## The problem
Will you quote all of the entries, word for word?

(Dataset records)
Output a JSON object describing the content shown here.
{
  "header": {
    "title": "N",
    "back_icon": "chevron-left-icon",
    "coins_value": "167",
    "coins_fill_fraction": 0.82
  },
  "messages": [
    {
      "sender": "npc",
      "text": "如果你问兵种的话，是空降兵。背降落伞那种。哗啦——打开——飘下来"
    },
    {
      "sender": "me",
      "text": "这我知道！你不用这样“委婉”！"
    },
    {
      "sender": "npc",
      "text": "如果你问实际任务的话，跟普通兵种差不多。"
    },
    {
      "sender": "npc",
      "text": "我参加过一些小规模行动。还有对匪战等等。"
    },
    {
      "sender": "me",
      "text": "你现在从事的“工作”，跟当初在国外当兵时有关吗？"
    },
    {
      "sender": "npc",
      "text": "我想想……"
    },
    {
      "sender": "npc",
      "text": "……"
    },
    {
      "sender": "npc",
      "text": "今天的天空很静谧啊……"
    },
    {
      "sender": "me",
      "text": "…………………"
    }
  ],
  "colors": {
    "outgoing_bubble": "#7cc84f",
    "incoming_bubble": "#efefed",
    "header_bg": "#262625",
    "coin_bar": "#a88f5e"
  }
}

## Expected answer
Output a JSON object describing the content shown here.
{
  "header": {
    "title": "N",
    "back_icon": "chevron-left-icon",
    "coins_value": "167",
    "coins_fill_fraction": 0.82
  },
  "messages": [
    {
      "sender": "npc",
      "text": "如果你问兵种的话，是空降兵。背降落伞那种。哗啦——打开——飘下来"
    },
    {
      "sender": "me",
      "text": "这我知道！你不用这样“委婉”！"
    },
    {
      "sender": "npc",
      "text": "如果你问实际任务的话，跟普通兵种差不多。"
    },
    {
      "sender": "npc",
      "text": "我参加过一些小规模行动。还有对匪战等等。"
    },
    {
      "sender": "me",
      "text": "你现在从事的“工作”，跟当初在国外当兵时有关吗？"
    },
    {
      "sender": "npc",
      "text": "我想想……"
    },
    {
      "sender": "npc",
      "text": "……"
    },
    {
      "sender": "npc",
      "text": "今天的天空很静谧啊……"
    },
    {
      "sender": "me",
      "text": "…………………"
    }
  ],
  "colors": {
    "outgoing_bubble": "#7cc84f",
    "incoming_bubble": "#efefed",
    "header_bg": "#262625",
    "coin_bar": "#a88f5e"
  }
}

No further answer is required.